◆ **Written problem**
Return each line of the listing below, unchanged, and omit the images.

-- Input rows start --

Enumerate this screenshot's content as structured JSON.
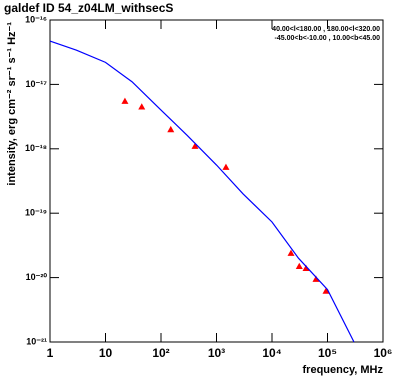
{
  "chart_data": {
    "type": "scatter",
    "title": "galdef ID 54_z04LM_withsecS",
    "annotations": [
      "40.00<l<180.00 , 180.00<l<320.00",
      "-45.00<b<-10.00 , 10.00<b<45.00"
    ],
    "xlabel": "frequency, MHz",
    "ylabel": "intensity, erg cm⁻² sr⁻¹ s⁻¹ Hz⁻¹",
    "xscale": "log",
    "yscale": "log",
    "xlim": [
      1,
      1000000
    ],
    "ylim": [
      1e-21,
      1e-16
    ],
    "xticks": [
      1,
      10,
      {
        "value": 100,
        "label": "10²"
      },
      {
        "value": 1000,
        "label": "10³"
      },
      {
        "value": 10000,
        "label": "10⁴"
      },
      {
        "value": 100000,
        "label": "10⁵"
      },
      {
        "value": 1000000,
        "label": "10⁶"
      }
    ],
    "yticks": [
      {
        "value": 1e-21,
        "label": "10⁻²¹"
      },
      {
        "value": 1e-20,
        "label": "10⁻²⁰"
      },
      {
        "value": 1e-19,
        "label": "10⁻¹⁹"
      },
      {
        "value": 1e-18,
        "label": "10⁻¹⁸"
      },
      {
        "value": 1e-17,
        "label": "10⁻¹⁷"
      },
      {
        "value": 1e-16,
        "label": "10⁻¹⁶"
      }
    ],
    "grid": false,
    "series": [
      {
        "type": "scatter",
        "marker": "triangle",
        "color": "#ff0000",
        "x": [
          22.4,
          45,
          150,
          410,
          1480,
          22000,
          31000,
          41000,
          62000,
          94000
        ],
        "values": [
          5.5e-18,
          4.5e-18,
          2e-18,
          1.1e-18,
          5.2e-19,
          2.4e-20,
          1.5e-20,
          1.4e-20,
          9.5e-21,
          6.2e-21
        ]
      },
      {
        "type": "line",
        "color": "#0000ff",
        "x": [
          1,
          3,
          10,
          30,
          100,
          300,
          1000,
          3000,
          10000,
          30000,
          100000,
          300000
        ],
        "values": [
          4.7e-17,
          3.4e-17,
          2.2e-17,
          1.1e-17,
          4e-18,
          1.6e-18,
          5.6e-19,
          2e-19,
          7.3e-20,
          2e-20,
          6.5e-21,
          1e-21
        ]
      }
    ]
  }
}
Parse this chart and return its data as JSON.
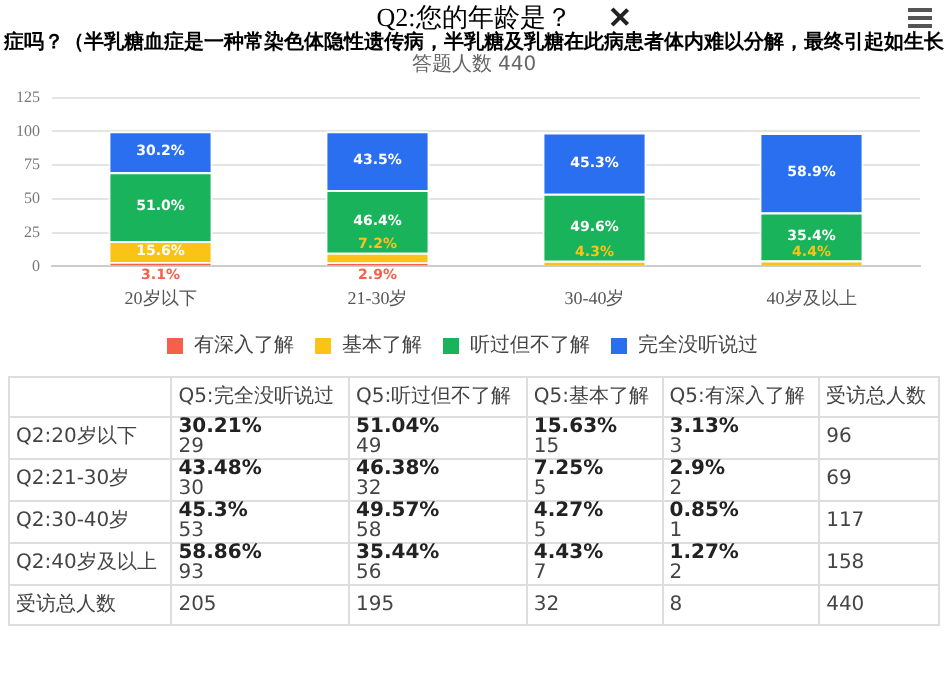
{
  "chart_data": [
    {
      "type": "bar",
      "title": "Q2:您的年龄是？",
      "subtitle": "症吗？（半乳糖血症是一种常染色体隐性遗传病，半乳糖及乳糖在此病患者体内难以分解，最终引起如生长",
      "annotations": [
        "答题人数 440"
      ],
      "categories": [
        "20岁以下",
        "21-30岁",
        "30-40岁",
        "40岁及以上"
      ],
      "stacked": true,
      "series": [
        {
          "name": "有深入了解",
          "color": "#f4604a",
          "values": [
            3.13,
            2.9,
            null,
            null
          ],
          "value_labels": [
            "3.1%",
            "2.9%",
            null,
            null
          ]
        },
        {
          "name": "基本了解",
          "color": "#fbc315",
          "values": [
            15.63,
            7.25,
            4.27,
            4.43
          ],
          "value_labels": [
            "15.6%",
            "7.2%",
            "4.3%",
            "4.4%"
          ]
        },
        {
          "name": "听过但不了解",
          "color": "#18b35a",
          "values": [
            51.04,
            46.38,
            49.57,
            35.44
          ],
          "value_labels": [
            "51.0%",
            "46.4%",
            "49.6%",
            "35.4%"
          ]
        },
        {
          "name": "完全没听说过",
          "color": "#2a6ff0",
          "values": [
            30.21,
            43.48,
            45.3,
            58.86
          ],
          "value_labels": [
            "30.2%",
            "43.5%",
            "45.3%",
            "58.9%"
          ]
        }
      ],
      "ylim": [
        0,
        125
      ],
      "yticks": [
        0,
        25,
        50,
        75,
        100,
        125
      ],
      "grid": "y",
      "legend": "bottom"
    },
    {
      "type": "other",
      "categories": [
        "Q5:完全没听说过",
        "Q5:听过但不了解",
        "Q5:基本了解",
        "Q5:有深入了解",
        "受访总人数"
      ],
      "y_categories": [
        "Q2:20岁以下",
        "Q2:21-30岁",
        "Q2:30-40岁",
        "Q2:40岁及以上",
        "受访总人数"
      ],
      "cell_labels": [
        [
          "30.21%\n29",
          "51.04%\n49",
          "15.63%\n15",
          "3.13%\n3",
          "96"
        ],
        [
          "43.48%\n30",
          "46.38%\n32",
          "7.25%\n5",
          "2.9%\n2",
          "69"
        ],
        [
          "45.3%\n53",
          "49.57%\n58",
          "4.27%\n5",
          "0.85%\n1",
          "117"
        ],
        [
          "58.86%\n93",
          "35.44%\n56",
          "4.43%\n7",
          "1.27%\n2",
          "158"
        ],
        [
          "205",
          "195",
          "32",
          "8",
          "440"
        ]
      ]
    }
  ]
}
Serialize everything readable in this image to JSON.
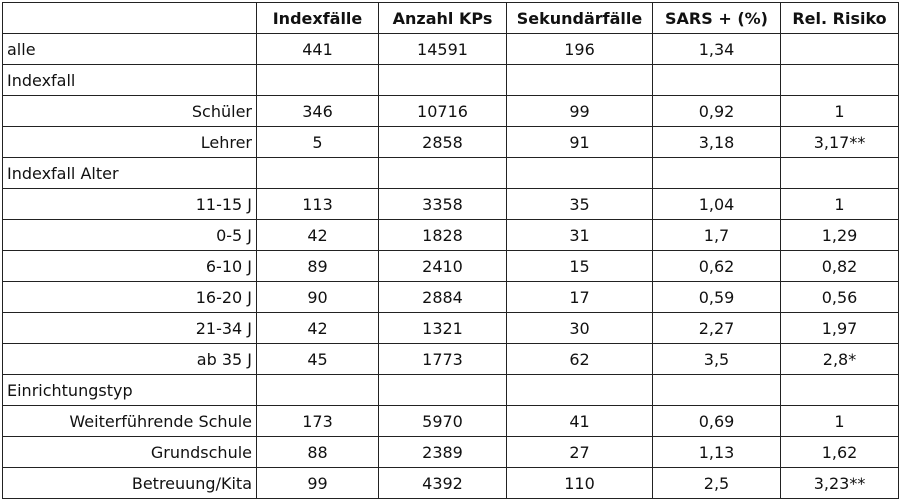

-- Input rows end --

◆ **Response for this exercise**
Enumerate this screenshot's content as structured JSON.
{
  "chart_data": {
    "type": "scatter",
    "title": "galdef ID 54_z04LM_withsecS",
    "annotations": [
      "40.00<l<180.00 , 180.00<l<320.00",
      "-45.00<b<-10.00 , 10.00<b<45.00"
    ],
    "xlabel": "frequency, MHz",
    "ylabel": "intensity, erg cm⁻² sr⁻¹ s⁻¹ Hz⁻¹",
    "xscale": "log",
    "yscale": "log",
    "xlim": [
      1,
      1000000
    ],
    "ylim": [
      1e-21,
      1e-16
    ],
    "xticks": [
      1,
      10,
      {
        "value": 100,
        "label": "10²"
      },
      {
        "value": 1000,
        "label": "10³"
      },
      {
        "value": 10000,
        "label": "10⁴"
      },
      {
        "value": 100000,
        "label": "10⁵"
      },
      {
        "value": 1000000,
        "label": "10⁶"
      }
    ],
    "yticks": [
      {
        "value": 1e-21,
        "label": "10⁻²¹"
      },
      {
        "value": 1e-20,
        "label": "10⁻²⁰"
      },
      {
        "value": 1e-19,
        "label": "10⁻¹⁹"
      },
      {
        "value": 1e-18,
        "label": "10⁻¹⁸"
      },
      {
        "value": 1e-17,
        "label": "10⁻¹⁷"
      },
      {
        "value": 1e-16,
        "label": "10⁻¹⁶"
      }
    ],
    "grid": false,
    "series": [
      {
        "type": "scatter",
        "marker": "triangle",
        "color": "#ff0000",
        "x": [
          22.4,
          45,
          150,
          410,
          1480,
          22000,
          31000,
          41000,
          62000,
          94000
        ],
        "values": [
          5.5e-18,
          4.5e-18,
          2e-18,
          1.1e-18,
          5.2e-19,
          2.4e-20,
          1.5e-20,
          1.4e-20,
          9.5e-21,
          6.2e-21
        ]
      },
      {
        "type": "line",
        "color": "#0000ff",
        "x": [
          1,
          3,
          10,
          30,
          100,
          300,
          1000,
          3000,
          10000,
          30000,
          100000,
          300000
        ],
        "values": [
          4.7e-17,
          3.4e-17,
          2.2e-17,
          1.1e-17,
          4e-18,
          1.6e-18,
          5.6e-19,
          2e-19,
          7.3e-20,
          2e-20,
          6.5e-21,
          1e-21
        ]
      }
    ]
  }
}
Parse this chart and return its data as JSON.
{
  "chart_data": [
    {
      "type": "bar",
      "title": "Q2:您的年龄是？",
      "subtitle": "症吗？（半乳糖血症是一种常染色体隐性遗传病，半乳糖及乳糖在此病患者体内难以分解，最终引起如生长",
      "annotations": [
        "答题人数 440"
      ],
      "categories": [
        "20岁以下",
        "21-30岁",
        "30-40岁",
        "40岁及以上"
      ],
      "stacked": true,
      "series": [
        {
          "name": "有深入了解",
          "color": "#f4604a",
          "values": [
            3.13,
            2.9,
            null,
            null
          ],
          "value_labels": [
            "3.1%",
            "2.9%",
            null,
            null
          ]
        },
        {
          "name": "基本了解",
          "color": "#fbc315",
          "values": [
            15.63,
            7.25,
            4.27,
            4.43
          ],
          "value_labels": [
            "15.6%",
            "7.2%",
            "4.3%",
            "4.4%"
          ]
        },
        {
          "name": "听过但不了解",
          "color": "#18b35a",
          "values": [
            51.04,
            46.38,
            49.57,
            35.44
          ],
          "value_labels": [
            "51.0%",
            "46.4%",
            "49.6%",
            "35.4%"
          ]
        },
        {
          "name": "完全没听说过",
          "color": "#2a6ff0",
          "values": [
            30.21,
            43.48,
            45.3,
            58.86
          ],
          "value_labels": [
            "30.2%",
            "43.5%",
            "45.3%",
            "58.9%"
          ]
        }
      ],
      "ylim": [
        0,
        125
      ],
      "yticks": [
        0,
        25,
        50,
        75,
        100,
        125
      ],
      "grid": "y",
      "legend": "bottom"
    },
    {
      "type": "other",
      "categories": [
        "Q5:完全没听说过",
        "Q5:听过但不了解",
        "Q5:基本了解",
        "Q5:有深入了解",
        "受访总人数"
      ],
      "y_categories": [
        "Q2:20岁以下",
        "Q2:21-30岁",
        "Q2:30-40岁",
        "Q2:40岁及以上",
        "受访总人数"
      ],
      "cell_labels": [
        [
          "30.21%\n29",
          "51.04%\n49",
          "15.63%\n15",
          "3.13%\n3",
          "96"
        ],
        [
          "43.48%\n30",
          "46.38%\n32",
          "7.25%\n5",
          "2.9%\n2",
          "69"
        ],
        [
          "45.3%\n53",
          "49.57%\n58",
          "4.27%\n5",
          "0.85%\n1",
          "117"
        ],
        [
          "58.86%\n93",
          "35.44%\n56",
          "4.43%\n7",
          "1.27%\n2",
          "158"
        ],
        [
          "205",
          "195",
          "32",
          "8",
          "440"
        ]
      ]
    }
  ]
}
Serialize everything readable in this image to JSON.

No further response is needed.